Exercise brief – Rewrite each line in the items below as a numbered list, and drop any blank lines.

---------------

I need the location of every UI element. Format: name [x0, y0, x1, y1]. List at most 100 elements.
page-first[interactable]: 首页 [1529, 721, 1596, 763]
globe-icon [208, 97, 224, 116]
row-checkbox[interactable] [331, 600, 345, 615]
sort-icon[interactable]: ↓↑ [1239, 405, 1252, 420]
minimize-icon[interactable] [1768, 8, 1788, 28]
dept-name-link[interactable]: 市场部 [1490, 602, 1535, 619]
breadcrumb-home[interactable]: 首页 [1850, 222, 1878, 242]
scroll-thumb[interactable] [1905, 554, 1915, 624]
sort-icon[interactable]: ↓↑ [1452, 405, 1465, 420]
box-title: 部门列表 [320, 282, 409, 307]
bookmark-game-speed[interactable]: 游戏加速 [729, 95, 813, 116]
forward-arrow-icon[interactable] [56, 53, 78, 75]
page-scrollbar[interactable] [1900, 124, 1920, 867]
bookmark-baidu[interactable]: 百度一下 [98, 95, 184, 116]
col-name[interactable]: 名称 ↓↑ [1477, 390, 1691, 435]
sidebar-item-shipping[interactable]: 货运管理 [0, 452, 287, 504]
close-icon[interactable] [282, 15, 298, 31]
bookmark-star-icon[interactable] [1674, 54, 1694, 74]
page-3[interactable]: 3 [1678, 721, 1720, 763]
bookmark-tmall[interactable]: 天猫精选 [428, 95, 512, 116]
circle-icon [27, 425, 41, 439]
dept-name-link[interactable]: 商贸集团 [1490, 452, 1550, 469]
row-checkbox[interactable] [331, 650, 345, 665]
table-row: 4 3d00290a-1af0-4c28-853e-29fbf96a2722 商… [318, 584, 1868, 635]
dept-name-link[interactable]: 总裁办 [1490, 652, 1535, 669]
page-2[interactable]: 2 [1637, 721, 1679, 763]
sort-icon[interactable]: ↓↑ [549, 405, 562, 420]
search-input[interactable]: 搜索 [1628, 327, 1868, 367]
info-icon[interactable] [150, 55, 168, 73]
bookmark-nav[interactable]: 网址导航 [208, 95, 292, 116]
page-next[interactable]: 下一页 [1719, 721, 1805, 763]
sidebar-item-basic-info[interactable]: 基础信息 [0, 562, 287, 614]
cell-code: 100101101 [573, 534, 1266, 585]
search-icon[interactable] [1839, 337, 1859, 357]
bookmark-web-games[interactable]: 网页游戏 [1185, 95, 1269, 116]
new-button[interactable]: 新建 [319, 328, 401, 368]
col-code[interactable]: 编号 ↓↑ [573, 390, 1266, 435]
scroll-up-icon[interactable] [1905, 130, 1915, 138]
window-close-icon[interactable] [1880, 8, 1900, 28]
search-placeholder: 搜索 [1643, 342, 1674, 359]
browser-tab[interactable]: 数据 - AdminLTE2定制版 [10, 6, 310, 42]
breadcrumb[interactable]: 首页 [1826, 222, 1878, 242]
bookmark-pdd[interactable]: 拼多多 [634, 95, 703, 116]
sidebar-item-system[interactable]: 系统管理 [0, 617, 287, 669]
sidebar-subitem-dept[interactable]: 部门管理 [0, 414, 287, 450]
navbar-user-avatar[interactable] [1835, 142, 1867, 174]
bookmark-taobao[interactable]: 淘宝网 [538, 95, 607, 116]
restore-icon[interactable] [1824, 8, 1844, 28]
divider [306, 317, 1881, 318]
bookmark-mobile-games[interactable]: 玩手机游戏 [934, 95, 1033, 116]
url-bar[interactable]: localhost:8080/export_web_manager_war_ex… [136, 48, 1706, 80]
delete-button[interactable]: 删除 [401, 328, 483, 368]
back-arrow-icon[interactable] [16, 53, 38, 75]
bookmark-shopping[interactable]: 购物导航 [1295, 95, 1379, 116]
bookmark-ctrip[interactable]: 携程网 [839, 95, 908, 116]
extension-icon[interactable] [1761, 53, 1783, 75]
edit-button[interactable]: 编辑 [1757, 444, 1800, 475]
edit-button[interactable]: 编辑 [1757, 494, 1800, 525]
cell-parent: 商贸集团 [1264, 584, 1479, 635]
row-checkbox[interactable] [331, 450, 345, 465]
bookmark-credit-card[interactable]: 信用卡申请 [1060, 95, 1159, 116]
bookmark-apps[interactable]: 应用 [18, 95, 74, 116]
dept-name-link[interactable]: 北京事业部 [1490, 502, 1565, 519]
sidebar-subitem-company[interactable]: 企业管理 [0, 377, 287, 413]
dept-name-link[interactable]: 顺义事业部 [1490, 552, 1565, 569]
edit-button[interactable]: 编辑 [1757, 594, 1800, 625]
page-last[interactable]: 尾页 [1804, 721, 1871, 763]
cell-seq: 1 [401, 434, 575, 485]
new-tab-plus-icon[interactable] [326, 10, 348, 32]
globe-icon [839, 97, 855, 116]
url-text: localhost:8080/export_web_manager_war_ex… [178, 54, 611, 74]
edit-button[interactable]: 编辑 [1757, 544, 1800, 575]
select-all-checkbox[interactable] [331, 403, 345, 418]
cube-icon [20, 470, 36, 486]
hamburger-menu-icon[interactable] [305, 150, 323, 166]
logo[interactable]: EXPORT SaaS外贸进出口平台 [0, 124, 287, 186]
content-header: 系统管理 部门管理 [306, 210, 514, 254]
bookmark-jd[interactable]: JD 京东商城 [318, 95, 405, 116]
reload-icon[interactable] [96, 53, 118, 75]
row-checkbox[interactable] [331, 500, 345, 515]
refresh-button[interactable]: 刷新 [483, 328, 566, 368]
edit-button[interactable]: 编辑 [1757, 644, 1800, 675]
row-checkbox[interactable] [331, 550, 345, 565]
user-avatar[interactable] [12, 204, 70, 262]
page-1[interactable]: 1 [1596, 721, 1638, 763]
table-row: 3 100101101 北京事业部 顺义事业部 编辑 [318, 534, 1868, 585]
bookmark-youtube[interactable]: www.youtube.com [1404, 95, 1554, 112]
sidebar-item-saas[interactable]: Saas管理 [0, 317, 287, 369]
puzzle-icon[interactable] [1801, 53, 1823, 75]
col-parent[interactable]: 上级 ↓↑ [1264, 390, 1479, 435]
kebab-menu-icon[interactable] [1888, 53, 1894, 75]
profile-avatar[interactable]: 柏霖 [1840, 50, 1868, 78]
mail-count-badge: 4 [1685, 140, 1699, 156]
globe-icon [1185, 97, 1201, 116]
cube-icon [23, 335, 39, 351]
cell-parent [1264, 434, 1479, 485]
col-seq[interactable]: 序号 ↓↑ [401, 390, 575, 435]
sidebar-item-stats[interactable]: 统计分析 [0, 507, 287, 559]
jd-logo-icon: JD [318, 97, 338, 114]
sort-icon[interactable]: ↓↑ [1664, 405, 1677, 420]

---------------

Exercise response –
1. I need the location of every UI element. Format: name [x0, y0, x1, y1]. List at most 100 elements.
2. page-first[interactable]: 首页 [1529, 721, 1596, 763]
3. globe-icon [208, 97, 224, 116]
4. row-checkbox[interactable] [331, 600, 345, 615]
5. sort-icon[interactable]: ↓↑ [1239, 405, 1252, 420]
6. minimize-icon[interactable] [1768, 8, 1788, 28]
7. dept-name-link[interactable]: 市场部 [1490, 602, 1535, 619]
8. breadcrumb-home[interactable]: 首页 [1850, 222, 1878, 242]
9. scroll-thumb[interactable] [1905, 554, 1915, 624]
10. sort-icon[interactable]: ↓↑ [1452, 405, 1465, 420]
11. box-title: 部门列表 [320, 282, 409, 307]
12. bookmark-game-speed[interactable]: 游戏加速 [729, 95, 813, 116]
13. forward-arrow-icon[interactable] [56, 53, 78, 75]
14. page-scrollbar[interactable] [1900, 124, 1920, 867]
15. bookmark-baidu[interactable]: 百度一下 [98, 95, 184, 116]
16. col-name[interactable]: 名称 ↓↑ [1477, 390, 1691, 435]
17. sidebar-item-shipping[interactable]: 货运管理 [0, 452, 287, 504]
18. close-icon[interactable] [282, 15, 298, 31]
19. bookmark-star-icon[interactable] [1674, 54, 1694, 74]
20. page-3[interactable]: 3 [1678, 721, 1720, 763]
21. bookmark-tmall[interactable]: 天猫精选 [428, 95, 512, 116]
22. circle-icon [27, 425, 41, 439]
23. dept-name-link[interactable]: 商贸集团 [1490, 452, 1550, 469]
24. row-checkbox[interactable] [331, 650, 345, 665]
25. table-row: 4 3d00290a-1af0-4c28-853e-29fbf96a2722 商… [318, 584, 1868, 635]
26. dept-name-link[interactable]: 总裁办 [1490, 652, 1535, 669]
27. page-2[interactable]: 2 [1637, 721, 1679, 763]
28. sort-icon[interactable]: ↓↑ [549, 405, 562, 420]
29. search-input[interactable]: 搜索 [1628, 327, 1868, 367]
30. info-icon[interactable] [150, 55, 168, 73]
31. bookmark-nav[interactable]: 网址导航 [208, 95, 292, 116]
32. page-next[interactable]: 下一页 [1719, 721, 1805, 763]
33. sidebar-item-basic-info[interactable]: 基础信息 [0, 562, 287, 614]
34. cell-code: 100101101 [573, 534, 1266, 585]
35. search-icon[interactable] [1839, 337, 1859, 357]
36. bookmark-web-games[interactable]: 网页游戏 [1185, 95, 1269, 116]
37. new-button[interactable]: 新建 [319, 328, 401, 368]
38. col-code[interactable]: 编号 ↓↑ [573, 390, 1266, 435]
39. scroll-up-icon[interactable] [1905, 130, 1915, 138]
40. window-close-icon[interactable] [1880, 8, 1900, 28]
41. search-placeholder: 搜索 [1643, 342, 1674, 359]
42. browser-tab[interactable]: 数据 - AdminLTE2定制版 [10, 6, 310, 42]
43. breadcrumb[interactable]: 首页 [1826, 222, 1878, 242]
44. bookmark-pdd[interactable]: 拼多多 [634, 95, 703, 116]
45. sidebar-item-system[interactable]: 系统管理 [0, 617, 287, 669]
46. sidebar-subitem-dept[interactable]: 部门管理 [0, 414, 287, 450]
47. navbar-user-avatar[interactable] [1835, 142, 1867, 174]
48. bookmark-taobao[interactable]: 淘宝网 [538, 95, 607, 116]
49. restore-icon[interactable] [1824, 8, 1844, 28]
50. divider [306, 317, 1881, 318]
51. bookmark-mobile-games[interactable]: 玩手机游戏 [934, 95, 1033, 116]
52. url-bar[interactable]: localhost:8080/export_web_manager_war_ex… [136, 48, 1706, 80]
53. delete-button[interactable]: 删除 [401, 328, 483, 368]
54. back-arrow-icon[interactable] [16, 53, 38, 75]
55. bookmark-shopping[interactable]: 购物导航 [1295, 95, 1379, 116]
56. bookmark-ctrip[interactable]: 携程网 [839, 95, 908, 116]
57. extension-icon[interactable] [1761, 53, 1783, 75]
58. edit-button[interactable]: 编辑 [1757, 444, 1800, 475]
59. edit-button[interactable]: 编辑 [1757, 494, 1800, 525]
60. cell-parent: 商贸集团 [1264, 584, 1479, 635]
61. row-checkbox[interactable] [331, 450, 345, 465]
62. bookmark-credit-card[interactable]: 信用卡申请 [1060, 95, 1159, 116]
63. bookmark-apps[interactable]: 应用 [18, 95, 74, 116]
64. dept-name-link[interactable]: 北京事业部 [1490, 502, 1565, 519]
65. sidebar-subitem-company[interactable]: 企业管理 [0, 377, 287, 413]
66. dept-name-link[interactable]: 顺义事业部 [1490, 552, 1565, 569]
67. edit-button[interactable]: 编辑 [1757, 594, 1800, 625]
68. page-last[interactable]: 尾页 [1804, 721, 1871, 763]
69. cell-seq: 1 [401, 434, 575, 485]
70. new-tab-plus-icon[interactable] [326, 10, 348, 32]
71. globe-icon [839, 97, 855, 116]
72. url-text: localhost:8080/export_web_manager_war_ex… [178, 54, 611, 74]
73. edit-button[interactable]: 编辑 [1757, 544, 1800, 575]
74. select-all-checkbox[interactable] [331, 403, 345, 418]
75. cube-icon [20, 470, 36, 486]
76. hamburger-menu-icon[interactable] [305, 150, 323, 166]
77. logo[interactable]: EXPORT SaaS外贸进出口平台 [0, 124, 287, 186]
78. content-header: 系统管理 部门管理 [306, 210, 514, 254]
79. bookmark-jd[interactable]: JD 京东商城 [318, 95, 405, 116]
80. reload-icon[interactable] [96, 53, 118, 75]
81. row-checkbox[interactable] [331, 500, 345, 515]
82. refresh-button[interactable]: 刷新 [483, 328, 566, 368]
83. edit-button[interactable]: 编辑 [1757, 644, 1800, 675]
84. row-checkbox[interactable] [331, 550, 345, 565]
85. user-avatar[interactable] [12, 204, 70, 262]
86. page-1[interactable]: 1 [1596, 721, 1638, 763]
87. table-row: 3 100101101 北京事业部 顺义事业部 编辑 [318, 534, 1868, 585]
88. bookmark-youtube[interactable]: www.youtube.com [1404, 95, 1554, 112]
89. sidebar-item-saas[interactable]: Saas管理 [0, 317, 287, 369]
90. puzzle-icon[interactable] [1801, 53, 1823, 75]
91. col-parent[interactable]: 上级 ↓↑ [1264, 390, 1479, 435]
92. kebab-menu-icon[interactable] [1888, 53, 1894, 75]
93. profile-avatar[interactable]: 柏霖 [1840, 50, 1868, 78]
94. mail-count-badge: 4 [1685, 140, 1699, 156]
95. globe-icon [1185, 97, 1201, 116]
96. cube-icon [23, 335, 39, 351]
97. cell-parent [1264, 434, 1479, 485]
98. col-seq[interactable]: 序号 ↓↑ [401, 390, 575, 435]
99. sidebar-item-stats[interactable]: 统计分析 [0, 507, 287, 559]
100. jd-logo-icon: JD [318, 97, 338, 114]
101. sort-icon[interactable]: ↓↑ [1664, 405, 1677, 420]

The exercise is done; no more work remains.